BEGIN RECORDS SUPPLIED

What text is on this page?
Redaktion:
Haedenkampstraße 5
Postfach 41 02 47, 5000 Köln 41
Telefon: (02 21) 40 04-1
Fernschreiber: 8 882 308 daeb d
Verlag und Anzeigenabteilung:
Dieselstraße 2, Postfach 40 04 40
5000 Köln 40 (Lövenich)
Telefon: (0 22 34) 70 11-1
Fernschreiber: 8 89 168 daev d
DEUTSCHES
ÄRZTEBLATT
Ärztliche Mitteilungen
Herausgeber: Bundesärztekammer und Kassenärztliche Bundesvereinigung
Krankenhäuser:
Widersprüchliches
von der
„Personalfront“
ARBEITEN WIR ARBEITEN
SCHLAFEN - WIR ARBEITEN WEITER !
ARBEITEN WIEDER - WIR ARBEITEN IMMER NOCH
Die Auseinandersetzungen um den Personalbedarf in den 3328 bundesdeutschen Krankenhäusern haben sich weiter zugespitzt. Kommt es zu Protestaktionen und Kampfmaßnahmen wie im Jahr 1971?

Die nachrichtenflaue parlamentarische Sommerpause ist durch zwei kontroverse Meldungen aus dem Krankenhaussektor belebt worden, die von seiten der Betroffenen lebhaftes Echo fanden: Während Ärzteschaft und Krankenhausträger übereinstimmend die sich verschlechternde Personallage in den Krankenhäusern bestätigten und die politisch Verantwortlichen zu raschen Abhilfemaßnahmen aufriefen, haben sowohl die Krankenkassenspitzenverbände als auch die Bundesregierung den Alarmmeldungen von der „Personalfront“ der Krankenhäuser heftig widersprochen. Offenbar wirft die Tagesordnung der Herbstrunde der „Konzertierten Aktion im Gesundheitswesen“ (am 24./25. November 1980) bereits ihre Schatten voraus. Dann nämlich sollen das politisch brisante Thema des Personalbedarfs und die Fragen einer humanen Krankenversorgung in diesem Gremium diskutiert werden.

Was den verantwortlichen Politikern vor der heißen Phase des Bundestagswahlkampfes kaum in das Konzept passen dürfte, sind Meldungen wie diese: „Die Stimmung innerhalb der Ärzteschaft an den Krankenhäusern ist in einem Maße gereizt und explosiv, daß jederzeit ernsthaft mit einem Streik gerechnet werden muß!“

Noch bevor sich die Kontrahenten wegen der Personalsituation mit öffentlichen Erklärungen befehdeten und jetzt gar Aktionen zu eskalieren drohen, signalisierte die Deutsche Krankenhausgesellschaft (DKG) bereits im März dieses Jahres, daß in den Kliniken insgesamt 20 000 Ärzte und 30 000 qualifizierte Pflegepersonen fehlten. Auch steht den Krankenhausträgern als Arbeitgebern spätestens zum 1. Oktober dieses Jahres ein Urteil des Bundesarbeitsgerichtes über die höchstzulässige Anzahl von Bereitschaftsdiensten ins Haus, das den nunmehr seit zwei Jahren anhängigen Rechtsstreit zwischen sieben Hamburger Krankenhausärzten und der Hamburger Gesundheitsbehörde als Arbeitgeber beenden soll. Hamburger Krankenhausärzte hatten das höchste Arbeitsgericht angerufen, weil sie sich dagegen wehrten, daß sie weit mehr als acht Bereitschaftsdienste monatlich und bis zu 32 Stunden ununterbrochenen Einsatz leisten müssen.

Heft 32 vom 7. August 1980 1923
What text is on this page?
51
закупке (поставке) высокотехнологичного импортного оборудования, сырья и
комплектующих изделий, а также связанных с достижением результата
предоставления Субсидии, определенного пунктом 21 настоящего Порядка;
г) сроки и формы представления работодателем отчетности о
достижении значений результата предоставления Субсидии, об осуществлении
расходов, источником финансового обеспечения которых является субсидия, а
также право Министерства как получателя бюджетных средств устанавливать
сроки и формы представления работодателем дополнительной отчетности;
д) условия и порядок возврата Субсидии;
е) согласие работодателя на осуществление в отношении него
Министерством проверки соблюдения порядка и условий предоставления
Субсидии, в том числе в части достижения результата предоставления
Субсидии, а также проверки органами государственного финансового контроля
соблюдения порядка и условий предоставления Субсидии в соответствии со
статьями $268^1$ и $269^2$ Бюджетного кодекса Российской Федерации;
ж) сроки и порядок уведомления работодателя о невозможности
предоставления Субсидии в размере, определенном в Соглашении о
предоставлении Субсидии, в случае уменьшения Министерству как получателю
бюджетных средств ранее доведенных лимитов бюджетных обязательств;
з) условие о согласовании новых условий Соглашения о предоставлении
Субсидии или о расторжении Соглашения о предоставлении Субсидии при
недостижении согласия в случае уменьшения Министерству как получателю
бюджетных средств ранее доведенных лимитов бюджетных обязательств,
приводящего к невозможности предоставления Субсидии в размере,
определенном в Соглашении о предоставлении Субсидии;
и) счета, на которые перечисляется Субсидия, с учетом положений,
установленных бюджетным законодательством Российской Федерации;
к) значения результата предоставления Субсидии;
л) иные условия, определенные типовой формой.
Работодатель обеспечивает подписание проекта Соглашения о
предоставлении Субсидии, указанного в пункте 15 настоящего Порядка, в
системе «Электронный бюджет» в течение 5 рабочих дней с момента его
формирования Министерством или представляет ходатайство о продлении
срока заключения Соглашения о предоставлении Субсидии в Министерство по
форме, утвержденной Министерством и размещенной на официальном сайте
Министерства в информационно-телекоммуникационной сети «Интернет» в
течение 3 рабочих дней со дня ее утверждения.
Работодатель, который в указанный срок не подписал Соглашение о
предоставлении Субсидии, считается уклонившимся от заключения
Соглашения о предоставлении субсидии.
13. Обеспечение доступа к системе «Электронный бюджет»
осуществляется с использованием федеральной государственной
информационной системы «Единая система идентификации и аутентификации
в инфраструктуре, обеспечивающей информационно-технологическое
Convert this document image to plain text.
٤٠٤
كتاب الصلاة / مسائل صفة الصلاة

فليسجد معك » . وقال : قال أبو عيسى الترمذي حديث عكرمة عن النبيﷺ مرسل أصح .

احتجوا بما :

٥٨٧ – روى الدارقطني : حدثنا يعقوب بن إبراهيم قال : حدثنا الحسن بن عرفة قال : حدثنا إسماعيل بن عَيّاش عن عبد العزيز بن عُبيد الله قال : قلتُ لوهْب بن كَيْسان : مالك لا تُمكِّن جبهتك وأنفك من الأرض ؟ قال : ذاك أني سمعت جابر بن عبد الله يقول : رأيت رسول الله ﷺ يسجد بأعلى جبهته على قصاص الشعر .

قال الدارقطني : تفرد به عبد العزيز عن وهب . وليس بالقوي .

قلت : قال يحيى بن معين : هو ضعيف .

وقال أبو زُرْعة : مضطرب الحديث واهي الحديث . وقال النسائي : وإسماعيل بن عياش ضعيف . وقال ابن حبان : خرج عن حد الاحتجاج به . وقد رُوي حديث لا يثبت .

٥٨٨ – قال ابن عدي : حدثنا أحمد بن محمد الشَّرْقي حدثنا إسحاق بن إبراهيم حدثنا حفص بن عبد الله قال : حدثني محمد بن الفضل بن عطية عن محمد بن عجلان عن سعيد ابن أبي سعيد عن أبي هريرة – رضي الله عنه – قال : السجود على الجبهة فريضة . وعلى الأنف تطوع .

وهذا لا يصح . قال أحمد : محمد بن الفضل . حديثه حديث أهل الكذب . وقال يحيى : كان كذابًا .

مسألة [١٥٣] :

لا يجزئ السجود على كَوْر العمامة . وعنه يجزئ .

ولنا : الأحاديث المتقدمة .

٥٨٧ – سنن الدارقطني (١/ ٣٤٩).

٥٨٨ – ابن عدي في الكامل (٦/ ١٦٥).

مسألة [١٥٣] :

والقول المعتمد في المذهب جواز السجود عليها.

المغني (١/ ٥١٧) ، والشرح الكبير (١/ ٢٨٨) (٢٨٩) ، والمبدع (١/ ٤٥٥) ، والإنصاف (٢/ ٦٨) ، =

END RECORDS SUPPLIED

DESCRIPTION OF THE TASK: Tally up the lines in the records containing the word "работодателем", then give the count and nothing else.

RIGHT ANSWER: 2